- **Short task**: Transcribe each record exactly. Include every one.

- **Available records**:
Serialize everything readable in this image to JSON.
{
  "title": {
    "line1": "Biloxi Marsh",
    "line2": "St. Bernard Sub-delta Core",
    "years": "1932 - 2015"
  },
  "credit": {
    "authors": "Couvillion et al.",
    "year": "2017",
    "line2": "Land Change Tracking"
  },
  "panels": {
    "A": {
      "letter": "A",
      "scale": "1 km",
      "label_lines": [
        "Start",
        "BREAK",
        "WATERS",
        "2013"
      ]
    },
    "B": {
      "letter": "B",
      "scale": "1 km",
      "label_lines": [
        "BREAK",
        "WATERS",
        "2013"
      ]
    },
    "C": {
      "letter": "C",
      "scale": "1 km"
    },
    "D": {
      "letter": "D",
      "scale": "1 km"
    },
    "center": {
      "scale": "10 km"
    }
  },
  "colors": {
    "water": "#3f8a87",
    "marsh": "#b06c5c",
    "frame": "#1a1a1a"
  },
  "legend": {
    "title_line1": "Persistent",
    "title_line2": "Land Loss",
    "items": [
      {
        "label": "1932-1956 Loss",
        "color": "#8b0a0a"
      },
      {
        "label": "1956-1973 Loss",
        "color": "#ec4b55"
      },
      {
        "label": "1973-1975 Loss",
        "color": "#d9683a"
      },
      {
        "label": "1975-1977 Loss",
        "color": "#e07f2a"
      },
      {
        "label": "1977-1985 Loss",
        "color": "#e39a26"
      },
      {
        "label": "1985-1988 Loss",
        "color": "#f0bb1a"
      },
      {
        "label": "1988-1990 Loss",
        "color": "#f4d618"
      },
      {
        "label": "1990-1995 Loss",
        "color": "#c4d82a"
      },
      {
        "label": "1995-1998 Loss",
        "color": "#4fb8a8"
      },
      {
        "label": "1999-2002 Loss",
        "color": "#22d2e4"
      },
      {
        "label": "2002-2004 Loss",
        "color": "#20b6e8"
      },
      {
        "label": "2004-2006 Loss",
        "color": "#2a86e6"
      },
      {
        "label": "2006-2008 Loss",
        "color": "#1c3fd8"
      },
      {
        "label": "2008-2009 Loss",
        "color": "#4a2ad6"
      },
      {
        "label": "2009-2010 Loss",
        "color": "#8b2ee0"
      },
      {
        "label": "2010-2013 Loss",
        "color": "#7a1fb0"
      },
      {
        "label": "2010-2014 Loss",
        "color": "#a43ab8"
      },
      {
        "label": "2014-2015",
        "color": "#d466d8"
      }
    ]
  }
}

- **Result of the exercise**:
Serialize everything readable in this image to JSON.
{
  "title": {
    "line1": "Biloxi Marsh",
    "line2": "St. Bernard Sub-delta Core",
    "years": "1932 - 2015"
  },
  "credit": {
    "authors": "Couvillion et al.",
    "year": "2017",
    "line2": "Land Change Tracking"
  },
  "panels": {
    "A": {
      "letter": "A",
      "scale": "1 km",
      "label_lines": [
        "Start",
        "BREAK",
        "WATERS",
        "2013"
      ]
    },
    "B": {
      "letter": "B",
      "scale": "1 km",
      "label_lines": [
        "BREAK",
        "WATERS",
        "2013"
      ]
    },
    "C": {
      "letter": "C",
      "scale": "1 km"
    },
    "D": {
      "letter": "D",
      "scale": "1 km"
    },
    "center": {
      "scale": "10 km"
    }
  },
  "colors": {
    "water": "#3f8a87",
    "marsh": "#b06c5c",
    "frame": "#1a1a1a"
  },
  "legend": {
    "title_line1": "Persistent",
    "title_line2": "Land Loss",
    "items": [
      {
        "label": "1932-1956 Loss",
        "color": "#8b0a0a"
      },
      {
        "label": "1956-1973 Loss",
        "color": "#ec4b55"
      },
      {
        "label": "1973-1975 Loss",
        "color": "#d9683a"
      },
      {
        "label": "1975-1977 Loss",
        "color": "#e07f2a"
      },
      {
        "label": "1977-1985 Loss",
        "color": "#e39a26"
      },
      {
        "label": "1985-1988 Loss",
        "color": "#f0bb1a"
      },
      {
        "label": "1988-1990 Loss",
        "color": "#f4d618"
      },
      {
        "label": "1990-1995 Loss",
        "color": "#c4d82a"
      },
      {
        "label": "1995-1998 Loss",
        "color": "#4fb8a8"
      },
      {
        "label": "1999-2002 Loss",
        "color": "#22d2e4"
      },
      {
        "label": "2002-2004 Loss",
        "color": "#20b6e8"
      },
      {
        "label": "2004-2006 Loss",
        "color": "#2a86e6"
      },
      {
        "label": "2006-2008 Loss",
        "color": "#1c3fd8"
      },
      {
        "label": "2008-2009 Loss",
        "color": "#4a2ad6"
      },
      {
        "label": "2009-2010 Loss",
        "color": "#8b2ee0"
      },
      {
        "label": "2010-2013 Loss",
        "color": "#7a1fb0"
      },
      {
        "label": "2010-2014 Loss",
        "color": "#a43ab8"
      },
      {
        "label": "2014-2015",
        "color": "#d466d8"
      }
    ]
  }
}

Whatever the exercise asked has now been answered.